Objective.
All of the material below is to be retyped exactly.

-- start of Material provided --

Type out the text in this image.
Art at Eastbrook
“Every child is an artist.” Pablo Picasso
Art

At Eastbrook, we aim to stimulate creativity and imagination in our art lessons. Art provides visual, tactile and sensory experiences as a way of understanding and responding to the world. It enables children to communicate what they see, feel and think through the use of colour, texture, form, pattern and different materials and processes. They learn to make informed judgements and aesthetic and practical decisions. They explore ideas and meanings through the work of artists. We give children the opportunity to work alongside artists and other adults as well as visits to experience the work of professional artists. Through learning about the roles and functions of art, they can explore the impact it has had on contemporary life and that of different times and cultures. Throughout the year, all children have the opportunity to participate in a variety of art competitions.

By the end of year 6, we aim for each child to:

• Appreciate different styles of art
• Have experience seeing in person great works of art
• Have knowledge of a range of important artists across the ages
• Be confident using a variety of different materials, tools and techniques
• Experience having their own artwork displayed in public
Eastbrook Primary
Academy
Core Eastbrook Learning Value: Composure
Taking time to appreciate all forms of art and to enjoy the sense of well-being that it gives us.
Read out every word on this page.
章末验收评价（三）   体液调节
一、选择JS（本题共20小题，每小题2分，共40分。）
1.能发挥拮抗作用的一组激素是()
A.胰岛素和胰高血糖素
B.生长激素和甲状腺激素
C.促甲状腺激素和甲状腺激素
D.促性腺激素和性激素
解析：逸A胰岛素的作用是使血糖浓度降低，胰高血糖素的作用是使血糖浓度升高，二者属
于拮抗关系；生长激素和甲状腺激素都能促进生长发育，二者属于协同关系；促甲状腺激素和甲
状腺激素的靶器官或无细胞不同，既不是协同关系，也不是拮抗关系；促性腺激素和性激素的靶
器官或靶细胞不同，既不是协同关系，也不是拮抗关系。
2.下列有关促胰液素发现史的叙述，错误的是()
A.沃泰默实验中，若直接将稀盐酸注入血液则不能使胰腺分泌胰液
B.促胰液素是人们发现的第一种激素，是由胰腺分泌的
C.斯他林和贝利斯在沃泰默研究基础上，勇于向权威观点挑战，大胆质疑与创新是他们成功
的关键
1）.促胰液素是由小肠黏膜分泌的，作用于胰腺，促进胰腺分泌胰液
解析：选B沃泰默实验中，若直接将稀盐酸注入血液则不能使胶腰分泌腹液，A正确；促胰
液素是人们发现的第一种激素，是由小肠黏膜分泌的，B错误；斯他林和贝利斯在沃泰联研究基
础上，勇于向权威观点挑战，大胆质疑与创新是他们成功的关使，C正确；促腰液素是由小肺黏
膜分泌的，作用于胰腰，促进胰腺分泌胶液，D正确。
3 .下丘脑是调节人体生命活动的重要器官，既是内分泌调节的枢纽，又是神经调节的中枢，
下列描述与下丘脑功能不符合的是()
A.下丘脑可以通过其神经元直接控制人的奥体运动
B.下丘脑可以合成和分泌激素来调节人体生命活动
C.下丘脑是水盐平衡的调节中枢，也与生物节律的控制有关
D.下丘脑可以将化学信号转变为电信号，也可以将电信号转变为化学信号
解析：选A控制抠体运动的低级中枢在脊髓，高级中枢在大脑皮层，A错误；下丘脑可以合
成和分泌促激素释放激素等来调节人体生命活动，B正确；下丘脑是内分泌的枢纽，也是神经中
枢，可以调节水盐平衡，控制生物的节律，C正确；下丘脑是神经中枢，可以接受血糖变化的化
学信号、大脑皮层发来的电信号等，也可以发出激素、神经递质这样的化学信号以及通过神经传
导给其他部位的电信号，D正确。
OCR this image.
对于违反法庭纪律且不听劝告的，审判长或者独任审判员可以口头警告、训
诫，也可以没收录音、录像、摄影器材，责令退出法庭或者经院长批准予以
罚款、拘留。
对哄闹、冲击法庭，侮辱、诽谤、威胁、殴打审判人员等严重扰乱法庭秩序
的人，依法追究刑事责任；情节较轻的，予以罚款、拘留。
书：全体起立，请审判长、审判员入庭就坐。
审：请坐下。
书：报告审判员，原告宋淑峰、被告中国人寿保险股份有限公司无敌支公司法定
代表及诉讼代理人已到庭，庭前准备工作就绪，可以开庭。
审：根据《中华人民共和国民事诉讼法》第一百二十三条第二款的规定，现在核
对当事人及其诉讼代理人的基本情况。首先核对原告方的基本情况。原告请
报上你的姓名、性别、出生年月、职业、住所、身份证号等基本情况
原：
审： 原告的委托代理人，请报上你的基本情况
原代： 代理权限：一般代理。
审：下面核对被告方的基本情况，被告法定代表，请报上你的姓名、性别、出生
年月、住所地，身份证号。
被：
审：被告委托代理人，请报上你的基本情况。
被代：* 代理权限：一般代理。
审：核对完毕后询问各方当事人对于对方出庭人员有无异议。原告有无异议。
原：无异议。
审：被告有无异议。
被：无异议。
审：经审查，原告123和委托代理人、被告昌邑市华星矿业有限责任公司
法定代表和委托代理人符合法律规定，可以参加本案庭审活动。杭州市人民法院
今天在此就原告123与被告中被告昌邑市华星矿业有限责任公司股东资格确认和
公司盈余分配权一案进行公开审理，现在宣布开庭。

-- end of Material provided --

Output for this task.
Type out the text in this image.
Art at Eastbrook
“Every child is an artist.” Pablo Picasso
Art

At Eastbrook, we aim to stimulate creativity and imagination in our art lessons. Art provides visual, tactile and sensory experiences as a way of understanding and responding to the world. It enables children to communicate what they see, feel and think through the use of colour, texture, form, pattern and different materials and processes. They learn to make informed judgements and aesthetic and practical decisions. They explore ideas and meanings through the work of artists. We give children the opportunity to work alongside artists and other adults as well as visits to experience the work of professional artists. Through learning about the roles and functions of art, they can explore the impact it has had on contemporary life and that of different times and cultures. Throughout the year, all children have the opportunity to participate in a variety of art competitions.

By the end of year 6, we aim for each child to:

• Appreciate different styles of art
• Have experience seeing in person great works of art
• Have knowledge of a range of important artists across the ages
• Be confident using a variety of different materials, tools and techniques
• Experience having their own artwork displayed in public
Eastbrook Primary
Academy
Core Eastbrook Learning Value: Composure
Taking time to appreciate all forms of art and to enjoy the sense of well-being that it gives us.
Read out every word on this page.
章末验收评价（三）   体液调节
一、选择JS（本题共20小题，每小题2分，共40分。）
1.能发挥拮抗作用的一组激素是()
A.胰岛素和胰高血糖素
B.生长激素和甲状腺激素
C.促甲状腺激素和甲状腺激素
D.促性腺激素和性激素
解析：逸A胰岛素的作用是使血糖浓度降低，胰高血糖素的作用是使血糖浓度升高，二者属
于拮抗关系；生长激素和甲状腺激素都能促进生长发育，二者属于协同关系；促甲状腺激素和甲
状腺激素的靶器官或无细胞不同，既不是协同关系，也不是拮抗关系；促性腺激素和性激素的靶
器官或靶细胞不同，既不是协同关系，也不是拮抗关系。
2.下列有关促胰液素发现史的叙述，错误的是()
A.沃泰默实验中，若直接将稀盐酸注入血液则不能使胰腺分泌胰液
B.促胰液素是人们发现的第一种激素，是由胰腺分泌的
C.斯他林和贝利斯在沃泰默研究基础上，勇于向权威观点挑战，大胆质疑与创新是他们成功
的关键
1）.促胰液素是由小肠黏膜分泌的，作用于胰腺，促进胰腺分泌胰液
解析：选B沃泰默实验中，若直接将稀盐酸注入血液则不能使胶腰分泌腹液，A正确；促胰
液素是人们发现的第一种激素，是由小肠黏膜分泌的，B错误；斯他林和贝利斯在沃泰联研究基
础上，勇于向权威观点挑战，大胆质疑与创新是他们成功的关使，C正确；促腰液素是由小肺黏
膜分泌的，作用于胰腰，促进胰腺分泌胶液，D正确。
3 .下丘脑是调节人体生命活动的重要器官，既是内分泌调节的枢纽，又是神经调节的中枢，
下列描述与下丘脑功能不符合的是()
A.下丘脑可以通过其神经元直接控制人的奥体运动
B.下丘脑可以合成和分泌激素来调节人体生命活动
C.下丘脑是水盐平衡的调节中枢，也与生物节律的控制有关
D.下丘脑可以将化学信号转变为电信号，也可以将电信号转变为化学信号
解析：选A控制抠体运动的低级中枢在脊髓，高级中枢在大脑皮层，A错误；下丘脑可以合
成和分泌促激素释放激素等来调节人体生命活动，B正确；下丘脑是内分泌的枢纽，也是神经中
枢，可以调节水盐平衡，控制生物的节律，C正确；下丘脑是神经中枢，可以接受血糖变化的化
学信号、大脑皮层发来的电信号等，也可以发出激素、神经递质这样的化学信号以及通过神经传
导给其他部位的电信号，D正确。
OCR this image.
对于违反法庭纪律且不听劝告的，审判长或者独任审判员可以口头警告、训
诫，也可以没收录音、录像、摄影器材，责令退出法庭或者经院长批准予以
罚款、拘留。
对哄闹、冲击法庭，侮辱、诽谤、威胁、殴打审判人员等严重扰乱法庭秩序
的人，依法追究刑事责任；情节较轻的，予以罚款、拘留。
书：全体起立，请审判长、审判员入庭就坐。
审：请坐下。
书：报告审判员，原告宋淑峰、被告中国人寿保险股份有限公司无敌支公司法定
代表及诉讼代理人已到庭，庭前准备工作就绪，可以开庭。
审：根据《中华人民共和国民事诉讼法》第一百二十三条第二款的规定，现在核
对当事人及其诉讼代理人的基本情况。首先核对原告方的基本情况。原告请
报上你的姓名、性别、出生年月、职业、住所、身份证号等基本情况
原：
审： 原告的委托代理人，请报上你的基本情况
原代： 代理权限：一般代理。
审：下面核对被告方的基本情况，被告法定代表，请报上你的姓名、性别、出生
年月、住所地，身份证号。
被：
审：被告委托代理人，请报上你的基本情况。
被代：* 代理权限：一般代理。
审：核对完毕后询问各方当事人对于对方出庭人员有无异议。原告有无异议。
原：无异议。
审：被告有无异议。
被：无异议。
审：经审查，原告123和委托代理人、被告昌邑市华星矿业有限责任公司
法定代表和委托代理人符合法律规定，可以参加本案庭审活动。杭州市人民法院
今天在此就原告123与被告中被告昌邑市华星矿业有限责任公司股东资格确认和
公司盈余分配权一案进行公开审理，现在宣布开庭。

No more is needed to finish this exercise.